* [Instructions for the task]
Find the lines holding the word "Scenario" and collect them.

* [Given data]
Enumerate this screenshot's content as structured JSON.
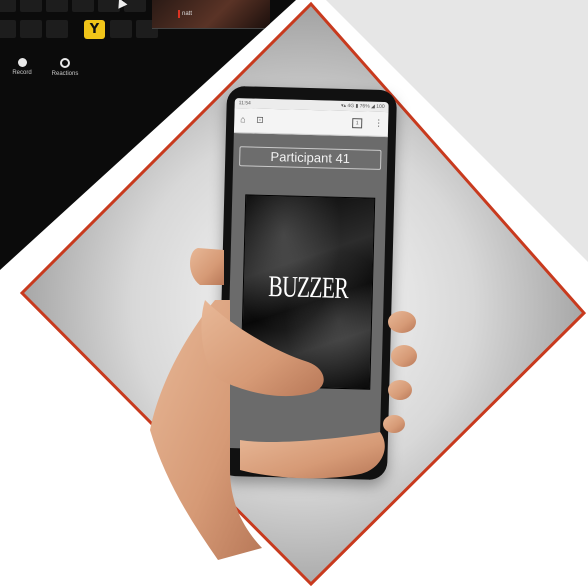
{
  "meeting": {
    "key_label": "Y",
    "video_caption": "natt",
    "tools": {
      "record": "Record",
      "reactions": "Reactions"
    }
  },
  "phone": {
    "status_time": "11:54",
    "status_right": "▾▴ 4G ▮ 76% ◢ 100",
    "browser": {
      "home_icon": "home-icon",
      "lock_icon": "lock-icon",
      "tabs_count": "1",
      "menu_icon": "menu-icon"
    },
    "participant": "Participant 41",
    "buzzer": "BUZZER"
  },
  "colors": {
    "frame_red": "#c83a1e",
    "buzzer_key_yellow": "#f0c419",
    "screen_grey": "#6b6b6b"
  }
}
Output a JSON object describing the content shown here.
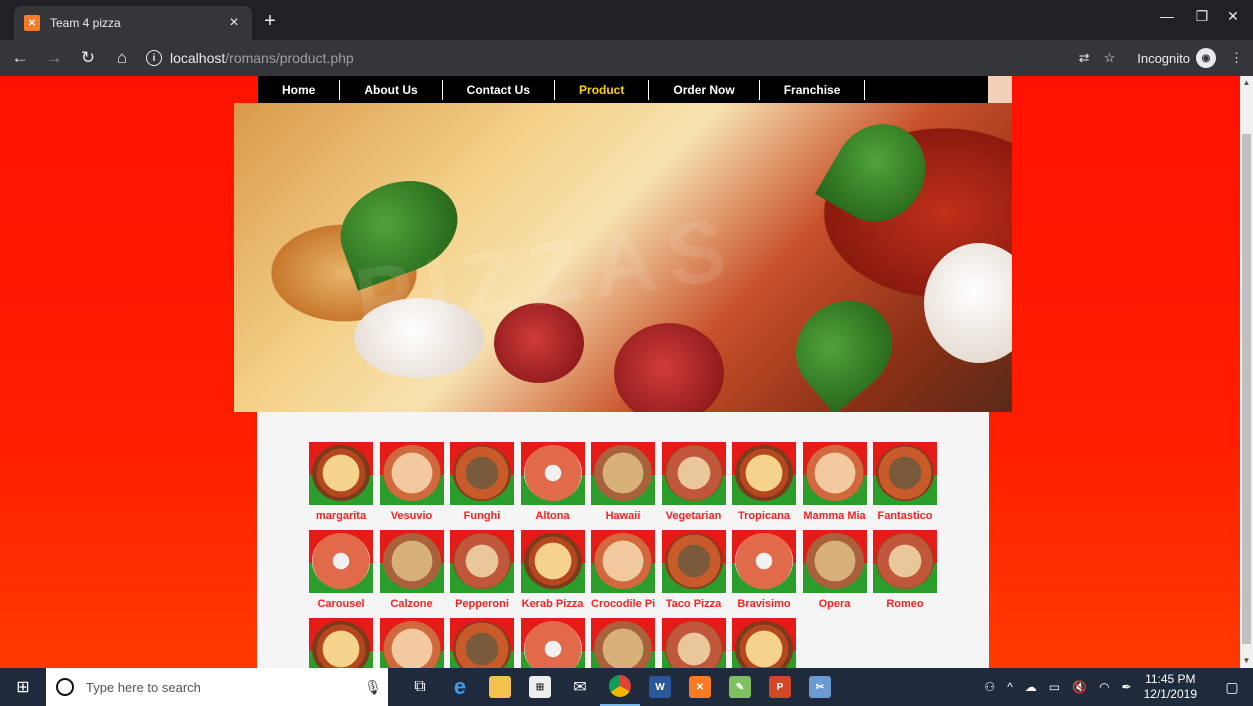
{
  "browser": {
    "tab_title": "Team 4 pizza",
    "tab_favicon": "xampp-favicon-icon",
    "url_host": "localhost",
    "url_path": "/romans/product.php",
    "incognito_label": "Incognito"
  },
  "nav": {
    "items": [
      {
        "label": "Home",
        "active": false
      },
      {
        "label": "About Us",
        "active": false
      },
      {
        "label": "Contact Us",
        "active": false
      },
      {
        "label": "Product",
        "active": true
      },
      {
        "label": "Order Now",
        "active": false
      },
      {
        "label": "Franchise",
        "active": false
      }
    ],
    "active_color": "#ffd400"
  },
  "hero": {
    "watermark": "PIZZAS"
  },
  "products": [
    {
      "name": "margarita"
    },
    {
      "name": "Vesuvio"
    },
    {
      "name": "Funghi"
    },
    {
      "name": "Altona"
    },
    {
      "name": "Hawaii"
    },
    {
      "name": "Vegetarian"
    },
    {
      "name": "Tropicana"
    },
    {
      "name": "Mamma Mia"
    },
    {
      "name": "Fantastico"
    },
    {
      "name": "Carousel"
    },
    {
      "name": "Calzone"
    },
    {
      "name": "Pepperoni"
    },
    {
      "name": "Kerab Pizza"
    },
    {
      "name": "Crocodile Pizza"
    },
    {
      "name": "Taco Pizza"
    },
    {
      "name": "Bravisimo"
    },
    {
      "name": "Opera"
    },
    {
      "name": "Romeo"
    },
    {
      "name": ""
    },
    {
      "name": ""
    },
    {
      "name": ""
    },
    {
      "name": ""
    },
    {
      "name": ""
    },
    {
      "name": ""
    },
    {
      "name": ""
    }
  ],
  "colors": {
    "page_bg": "#ff1e00",
    "label": "#ff1f1f",
    "tile_top": "#e51b18",
    "tile_bottom": "#2a9d2a"
  },
  "taskbar": {
    "search_placeholder": "Type here to search",
    "time": "11:45 PM",
    "date": "12/1/2019"
  }
}
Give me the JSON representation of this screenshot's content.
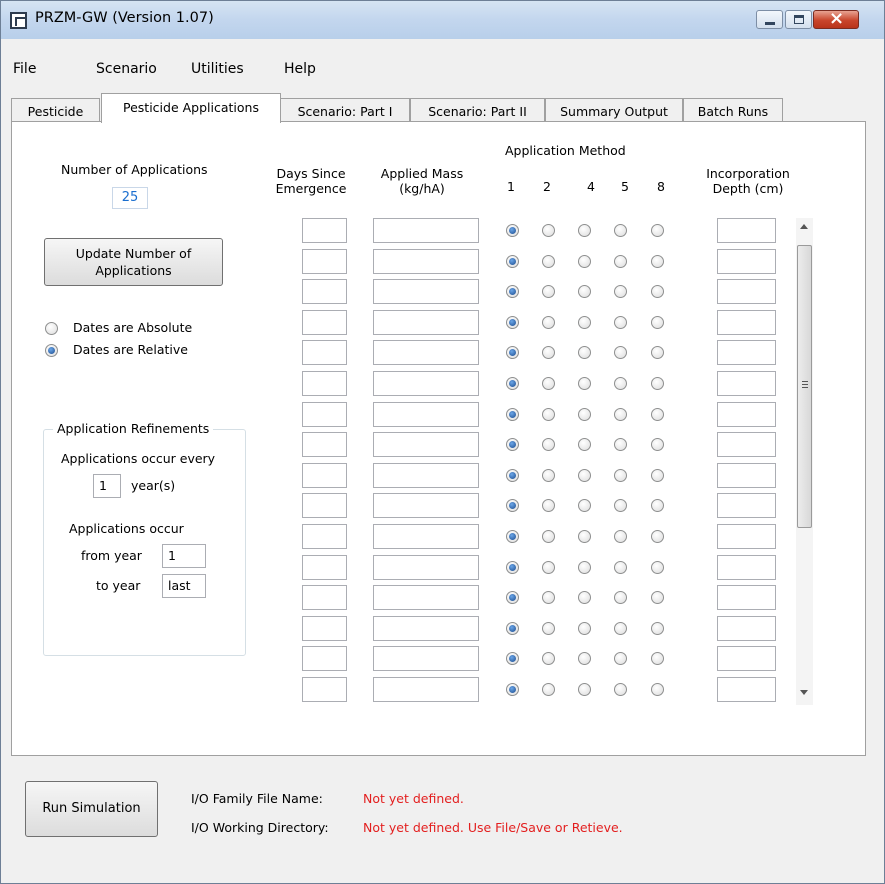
{
  "window": {
    "title": "PRZM-GW (Version 1.07)"
  },
  "menu": [
    "File",
    "Scenario",
    "Utilities",
    "Help"
  ],
  "tabs": [
    "Pesticide",
    "Pesticide Applications",
    "Scenario:  Part I",
    "Scenario: Part II",
    "Summary Output",
    "Batch Runs"
  ],
  "left": {
    "num_apps_label": "Number of Applications",
    "num_apps_value": "25",
    "update_button": [
      "Update Number of",
      "Applications"
    ],
    "dates_absolute": "Dates are Absolute",
    "dates_relative": "Dates are Relative",
    "dates_mode": "relative"
  },
  "refinements": {
    "title": "Application Refinements",
    "every_label": "Applications occur every",
    "every_value": "1",
    "every_unit": "year(s)",
    "occur_label": "Applications occur",
    "from_label": "from year",
    "from_value": "1",
    "to_label": "to year",
    "to_value": "last"
  },
  "grid": {
    "days_header": [
      "Days Since",
      "Emergence"
    ],
    "mass_header": [
      "Applied  Mass",
      "(kg/hA)"
    ],
    "method_header": "Application  Method",
    "methods": [
      "1",
      "2",
      "4",
      "5",
      "8"
    ],
    "depth_header": [
      "Incorporation",
      "Depth (cm)"
    ],
    "visible_rows": 16,
    "selected_method": "1"
  },
  "footer": {
    "run_button": "Run Simulation",
    "family_label": "I/O Family File Name:",
    "family_value": "Not yet defined.",
    "dir_label": "I/O Working Directory:",
    "dir_value": "Not yet defined. Use File/Save or Retieve."
  },
  "colors": {
    "error_text": "#e31f1f",
    "value_blue": "#1a6ecf"
  }
}
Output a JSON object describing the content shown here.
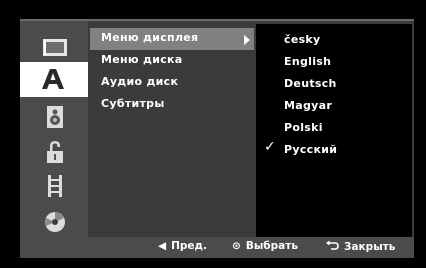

* [Finished task]
    "Scenario",
    "Scenario:  Part I",
    "Scenario: Part II",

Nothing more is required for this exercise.